Required work: Copy out all of the data below with no alterations.

Data entries:
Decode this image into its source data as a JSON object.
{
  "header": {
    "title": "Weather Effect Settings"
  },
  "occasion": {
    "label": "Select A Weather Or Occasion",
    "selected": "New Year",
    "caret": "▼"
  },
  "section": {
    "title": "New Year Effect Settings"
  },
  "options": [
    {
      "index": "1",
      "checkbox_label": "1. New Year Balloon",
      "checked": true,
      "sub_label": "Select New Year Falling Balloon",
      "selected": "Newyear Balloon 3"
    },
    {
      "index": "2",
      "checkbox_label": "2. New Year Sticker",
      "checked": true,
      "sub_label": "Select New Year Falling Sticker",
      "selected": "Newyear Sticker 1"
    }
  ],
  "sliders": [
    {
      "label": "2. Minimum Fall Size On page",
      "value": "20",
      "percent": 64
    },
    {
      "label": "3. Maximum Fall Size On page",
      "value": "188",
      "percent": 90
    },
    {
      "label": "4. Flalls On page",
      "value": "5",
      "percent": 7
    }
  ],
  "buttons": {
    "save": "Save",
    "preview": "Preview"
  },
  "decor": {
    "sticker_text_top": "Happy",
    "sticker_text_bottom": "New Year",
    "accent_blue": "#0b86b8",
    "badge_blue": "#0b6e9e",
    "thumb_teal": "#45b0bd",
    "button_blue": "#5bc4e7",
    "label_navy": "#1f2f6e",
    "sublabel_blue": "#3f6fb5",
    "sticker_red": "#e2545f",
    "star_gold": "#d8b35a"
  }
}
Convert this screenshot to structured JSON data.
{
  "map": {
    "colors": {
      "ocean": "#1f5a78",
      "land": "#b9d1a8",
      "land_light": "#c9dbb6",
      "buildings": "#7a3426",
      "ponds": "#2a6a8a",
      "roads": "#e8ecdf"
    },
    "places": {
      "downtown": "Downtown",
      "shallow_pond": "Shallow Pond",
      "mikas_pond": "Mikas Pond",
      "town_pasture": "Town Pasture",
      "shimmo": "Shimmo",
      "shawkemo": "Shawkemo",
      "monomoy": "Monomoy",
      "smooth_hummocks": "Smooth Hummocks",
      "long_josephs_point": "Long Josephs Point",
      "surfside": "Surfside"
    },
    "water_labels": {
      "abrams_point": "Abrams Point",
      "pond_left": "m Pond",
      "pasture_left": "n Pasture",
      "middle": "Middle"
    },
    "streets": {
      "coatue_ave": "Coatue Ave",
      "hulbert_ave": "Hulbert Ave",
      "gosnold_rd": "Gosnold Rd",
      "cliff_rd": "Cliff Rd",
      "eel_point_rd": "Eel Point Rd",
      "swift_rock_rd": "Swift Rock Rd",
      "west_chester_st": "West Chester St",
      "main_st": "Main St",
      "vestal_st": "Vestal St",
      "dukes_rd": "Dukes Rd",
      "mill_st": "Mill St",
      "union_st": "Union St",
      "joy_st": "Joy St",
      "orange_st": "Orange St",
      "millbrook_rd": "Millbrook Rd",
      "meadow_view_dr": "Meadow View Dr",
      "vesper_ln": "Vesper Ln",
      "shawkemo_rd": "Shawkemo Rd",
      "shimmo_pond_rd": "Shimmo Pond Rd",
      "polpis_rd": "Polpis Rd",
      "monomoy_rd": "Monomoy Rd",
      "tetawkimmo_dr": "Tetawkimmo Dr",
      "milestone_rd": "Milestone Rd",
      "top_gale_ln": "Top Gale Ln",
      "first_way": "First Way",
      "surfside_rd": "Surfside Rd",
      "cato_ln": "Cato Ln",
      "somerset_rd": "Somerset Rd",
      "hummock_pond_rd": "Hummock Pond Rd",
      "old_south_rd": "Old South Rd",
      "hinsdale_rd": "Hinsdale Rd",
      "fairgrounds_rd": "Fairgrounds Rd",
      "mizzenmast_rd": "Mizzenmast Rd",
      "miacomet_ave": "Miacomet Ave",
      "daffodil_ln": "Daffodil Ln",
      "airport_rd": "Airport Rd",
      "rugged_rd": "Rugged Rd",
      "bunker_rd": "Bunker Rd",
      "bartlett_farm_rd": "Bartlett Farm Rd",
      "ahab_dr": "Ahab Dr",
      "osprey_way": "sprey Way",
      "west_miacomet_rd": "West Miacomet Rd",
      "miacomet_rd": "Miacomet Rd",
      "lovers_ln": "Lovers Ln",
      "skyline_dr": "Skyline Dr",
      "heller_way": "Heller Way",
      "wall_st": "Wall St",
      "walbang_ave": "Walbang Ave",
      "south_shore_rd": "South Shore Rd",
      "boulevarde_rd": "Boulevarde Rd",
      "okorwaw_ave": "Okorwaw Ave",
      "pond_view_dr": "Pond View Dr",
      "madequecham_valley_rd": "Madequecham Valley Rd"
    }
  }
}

The solution:
Decode this image into its source data as a JSON object.
{
  "header": {
    "title": "Weather Effect Settings"
  },
  "occasion": {
    "label": "Select A Weather Or Occasion",
    "selected": "New Year",
    "caret": "▼"
  },
  "section": {
    "title": "New Year Effect Settings"
  },
  "options": [
    {
      "index": "1",
      "checkbox_label": "1. New Year Balloon",
      "checked": true,
      "sub_label": "Select New Year Falling Balloon",
      "selected": "Newyear Balloon 3"
    },
    {
      "index": "2",
      "checkbox_label": "2. New Year Sticker",
      "checked": true,
      "sub_label": "Select New Year Falling Sticker",
      "selected": "Newyear Sticker 1"
    }
  ],
  "sliders": [
    {
      "label": "2. Minimum Fall Size On page",
      "value": "20",
      "percent": 64
    },
    {
      "label": "3. Maximum Fall Size On page",
      "value": "188",
      "percent": 90
    },
    {
      "label": "4. Flalls On page",
      "value": "5",
      "percent": 7
    }
  ],
  "buttons": {
    "save": "Save",
    "preview": "Preview"
  },
  "decor": {
    "sticker_text_top": "Happy",
    "sticker_text_bottom": "New Year",
    "accent_blue": "#0b86b8",
    "badge_blue": "#0b6e9e",
    "thumb_teal": "#45b0bd",
    "button_blue": "#5bc4e7",
    "label_navy": "#1f2f6e",
    "sublabel_blue": "#3f6fb5",
    "sticker_red": "#e2545f",
    "star_gold": "#d8b35a"
  }
}
Convert this screenshot to structured JSON data.
{
  "map": {
    "colors": {
      "ocean": "#1f5a78",
      "land": "#b9d1a8",
      "land_light": "#c9dbb6",
      "buildings": "#7a3426",
      "ponds": "#2a6a8a",
      "roads": "#e8ecdf"
    },
    "places": {
      "downtown": "Downtown",
      "shallow_pond": "Shallow Pond",
      "mikas_pond": "Mikas Pond",
      "town_pasture": "Town Pasture",
      "shimmo": "Shimmo",
      "shawkemo": "Shawkemo",
      "monomoy": "Monomoy",
      "smooth_hummocks": "Smooth Hummocks",
      "long_josephs_point": "Long Josephs Point",
      "surfside": "Surfside"
    },
    "water_labels": {
      "abrams_point": "Abrams Point",
      "pond_left": "m Pond",
      "pasture_left": "n Pasture",
      "middle": "Middle"
    },
    "streets": {
      "coatue_ave": "Coatue Ave",
      "hulbert_ave": "Hulbert Ave",
      "gosnold_rd": "Gosnold Rd",
      "cliff_rd": "Cliff Rd",
      "eel_point_rd": "Eel Point Rd",
      "swift_rock_rd": "Swift Rock Rd",
      "west_chester_st": "West Chester St",
      "main_st": "Main St",
      "vestal_st": "Vestal St",
      "dukes_rd": "Dukes Rd",
      "mill_st": "Mill St",
      "union_st": "Union St",
      "joy_st": "Joy St",
      "orange_st": "Orange St",
      "millbrook_rd": "Millbrook Rd",
      "meadow_view_dr": "Meadow View Dr",
      "vesper_ln": "Vesper Ln",
      "shawkemo_rd": "Shawkemo Rd",
      "shimmo_pond_rd": "Shimmo Pond Rd",
      "polpis_rd": "Polpis Rd",
      "monomoy_rd": "Monomoy Rd",
      "tetawkimmo_dr": "Tetawkimmo Dr",
      "milestone_rd": "Milestone Rd",
      "top_gale_ln": "Top Gale Ln",
      "first_way": "First Way",
      "surfside_rd": "Surfside Rd",
      "cato_ln": "Cato Ln",
      "somerset_rd": "Somerset Rd",
      "hummock_pond_rd": "Hummock Pond Rd",
      "old_south_rd": "Old South Rd",
      "hinsdale_rd": "Hinsdale Rd",
      "fairgrounds_rd": "Fairgrounds Rd",
      "mizzenmast_rd": "Mizzenmast Rd",
      "miacomet_ave": "Miacomet Ave",
      "daffodil_ln": "Daffodil Ln",
      "airport_rd": "Airport Rd",
      "rugged_rd": "Rugged Rd",
      "bunker_rd": "Bunker Rd",
      "bartlett_farm_rd": "Bartlett Farm Rd",
      "ahab_dr": "Ahab Dr",
      "osprey_way": "sprey Way",
      "west_miacomet_rd": "West Miacomet Rd",
      "miacomet_rd": "Miacomet Rd",
      "lovers_ln": "Lovers Ln",
      "skyline_dr": "Skyline Dr",
      "heller_way": "Heller Way",
      "wall_st": "Wall St",
      "walbang_ave": "Walbang Ave",
      "south_shore_rd": "South Shore Rd",
      "boulevarde_rd": "Boulevarde Rd",
      "okorwaw_ave": "Okorwaw Ave",
      "pond_view_dr": "Pond View Dr",
      "madequecham_valley_rd": "Madequecham Valley Rd"
    }
  }
}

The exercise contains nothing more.